Problem description —
Can you reproduce everything from the first of the rows below down through the row containing "day-change-cell: 0.68% [349,711,525,743]", including both of those rows?

Raw records —

※ ※ ※

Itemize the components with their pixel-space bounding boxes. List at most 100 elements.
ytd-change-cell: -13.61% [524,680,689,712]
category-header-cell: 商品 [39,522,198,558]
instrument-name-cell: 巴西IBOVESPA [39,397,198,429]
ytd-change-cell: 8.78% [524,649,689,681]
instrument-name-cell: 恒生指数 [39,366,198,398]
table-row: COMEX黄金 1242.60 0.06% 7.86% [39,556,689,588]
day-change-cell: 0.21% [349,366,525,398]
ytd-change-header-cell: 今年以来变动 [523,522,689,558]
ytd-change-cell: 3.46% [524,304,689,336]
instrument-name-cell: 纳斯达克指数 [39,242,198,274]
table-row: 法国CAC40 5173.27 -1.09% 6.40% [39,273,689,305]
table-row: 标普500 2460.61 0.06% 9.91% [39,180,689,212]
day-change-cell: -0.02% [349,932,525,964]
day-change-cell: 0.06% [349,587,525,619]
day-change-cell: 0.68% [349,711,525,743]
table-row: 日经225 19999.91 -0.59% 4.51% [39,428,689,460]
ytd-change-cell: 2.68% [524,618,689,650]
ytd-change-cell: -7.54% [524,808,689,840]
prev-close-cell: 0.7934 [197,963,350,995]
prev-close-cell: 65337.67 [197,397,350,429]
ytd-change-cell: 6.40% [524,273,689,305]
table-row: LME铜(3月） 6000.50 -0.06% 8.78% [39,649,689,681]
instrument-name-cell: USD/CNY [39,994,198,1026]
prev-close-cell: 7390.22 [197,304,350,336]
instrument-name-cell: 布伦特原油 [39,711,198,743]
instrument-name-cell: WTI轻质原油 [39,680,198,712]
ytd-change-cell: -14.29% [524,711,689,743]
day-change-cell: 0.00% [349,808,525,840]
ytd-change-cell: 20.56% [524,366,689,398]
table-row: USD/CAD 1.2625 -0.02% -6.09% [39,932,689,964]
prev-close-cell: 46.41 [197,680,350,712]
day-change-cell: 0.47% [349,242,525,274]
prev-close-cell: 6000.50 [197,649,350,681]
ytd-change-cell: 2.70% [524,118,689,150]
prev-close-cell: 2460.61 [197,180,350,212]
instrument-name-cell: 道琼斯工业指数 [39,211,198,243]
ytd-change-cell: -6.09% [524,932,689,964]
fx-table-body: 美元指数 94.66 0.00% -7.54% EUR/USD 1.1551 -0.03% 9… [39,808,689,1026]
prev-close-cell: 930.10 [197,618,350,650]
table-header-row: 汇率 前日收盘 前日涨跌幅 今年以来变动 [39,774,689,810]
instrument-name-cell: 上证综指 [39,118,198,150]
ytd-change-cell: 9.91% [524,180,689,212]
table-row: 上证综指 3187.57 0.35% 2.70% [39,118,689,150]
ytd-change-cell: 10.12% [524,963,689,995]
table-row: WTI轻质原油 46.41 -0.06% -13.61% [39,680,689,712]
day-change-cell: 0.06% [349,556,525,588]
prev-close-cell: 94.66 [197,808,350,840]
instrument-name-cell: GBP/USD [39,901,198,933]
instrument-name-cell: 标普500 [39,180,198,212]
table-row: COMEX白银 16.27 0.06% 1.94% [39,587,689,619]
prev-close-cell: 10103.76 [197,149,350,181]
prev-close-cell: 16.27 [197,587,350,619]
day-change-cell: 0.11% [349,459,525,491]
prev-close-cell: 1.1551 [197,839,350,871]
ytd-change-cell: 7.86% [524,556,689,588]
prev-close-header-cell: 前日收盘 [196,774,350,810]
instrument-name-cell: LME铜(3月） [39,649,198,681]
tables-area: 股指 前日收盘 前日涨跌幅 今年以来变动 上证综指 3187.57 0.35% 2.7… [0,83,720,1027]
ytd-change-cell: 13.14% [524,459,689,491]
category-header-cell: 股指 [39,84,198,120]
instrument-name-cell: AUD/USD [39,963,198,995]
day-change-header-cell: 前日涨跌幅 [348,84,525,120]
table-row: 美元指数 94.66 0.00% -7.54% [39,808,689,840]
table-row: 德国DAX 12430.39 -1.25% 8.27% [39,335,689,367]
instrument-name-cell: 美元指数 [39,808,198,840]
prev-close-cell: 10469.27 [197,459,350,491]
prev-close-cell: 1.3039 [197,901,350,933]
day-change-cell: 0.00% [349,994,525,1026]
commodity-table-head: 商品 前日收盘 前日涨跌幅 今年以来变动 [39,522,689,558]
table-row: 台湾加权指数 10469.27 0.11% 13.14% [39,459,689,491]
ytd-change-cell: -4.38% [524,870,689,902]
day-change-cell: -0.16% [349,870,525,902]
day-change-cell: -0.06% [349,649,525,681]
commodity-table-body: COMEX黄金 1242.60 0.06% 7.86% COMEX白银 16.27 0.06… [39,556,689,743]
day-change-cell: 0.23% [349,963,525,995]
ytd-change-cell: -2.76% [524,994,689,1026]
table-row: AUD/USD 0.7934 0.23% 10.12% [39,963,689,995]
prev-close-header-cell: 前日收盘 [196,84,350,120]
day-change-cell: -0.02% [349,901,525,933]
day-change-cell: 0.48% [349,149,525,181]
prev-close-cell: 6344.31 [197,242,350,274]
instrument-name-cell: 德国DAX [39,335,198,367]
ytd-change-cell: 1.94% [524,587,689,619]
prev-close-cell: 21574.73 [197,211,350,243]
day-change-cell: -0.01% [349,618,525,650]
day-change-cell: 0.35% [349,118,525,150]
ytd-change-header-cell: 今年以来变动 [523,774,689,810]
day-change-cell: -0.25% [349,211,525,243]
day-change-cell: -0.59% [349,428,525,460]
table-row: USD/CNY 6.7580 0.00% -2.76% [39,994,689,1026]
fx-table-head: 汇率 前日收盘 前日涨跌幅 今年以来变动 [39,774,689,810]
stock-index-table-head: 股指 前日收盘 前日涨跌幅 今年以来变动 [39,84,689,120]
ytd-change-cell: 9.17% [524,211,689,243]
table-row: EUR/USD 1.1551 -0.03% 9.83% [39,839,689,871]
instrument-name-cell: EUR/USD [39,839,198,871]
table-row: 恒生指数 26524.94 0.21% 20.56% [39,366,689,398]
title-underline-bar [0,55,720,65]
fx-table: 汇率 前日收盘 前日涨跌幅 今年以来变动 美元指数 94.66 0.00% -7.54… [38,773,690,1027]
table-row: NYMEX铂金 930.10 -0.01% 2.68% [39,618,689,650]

※ ※ ※

Final result —
Itemize the components with their pixel-space bounding boxes. List at most 100 elements.
ytd-change-cell: -13.61% [524,680,689,712]
category-header-cell: 商品 [39,522,198,558]
instrument-name-cell: 巴西IBOVESPA [39,397,198,429]
ytd-change-cell: 8.78% [524,649,689,681]
instrument-name-cell: 恒生指数 [39,366,198,398]
table-row: COMEX黄金 1242.60 0.06% 7.86% [39,556,689,588]
day-change-cell: 0.21% [349,366,525,398]
ytd-change-header-cell: 今年以来变动 [523,522,689,558]
ytd-change-cell: 3.46% [524,304,689,336]
instrument-name-cell: 纳斯达克指数 [39,242,198,274]
table-row: 法国CAC40 5173.27 -1.09% 6.40% [39,273,689,305]
table-row: 标普500 2460.61 0.06% 9.91% [39,180,689,212]
day-change-cell: -0.02% [349,932,525,964]
day-change-cell: 0.06% [349,587,525,619]
day-change-cell: 0.68% [349,711,525,743]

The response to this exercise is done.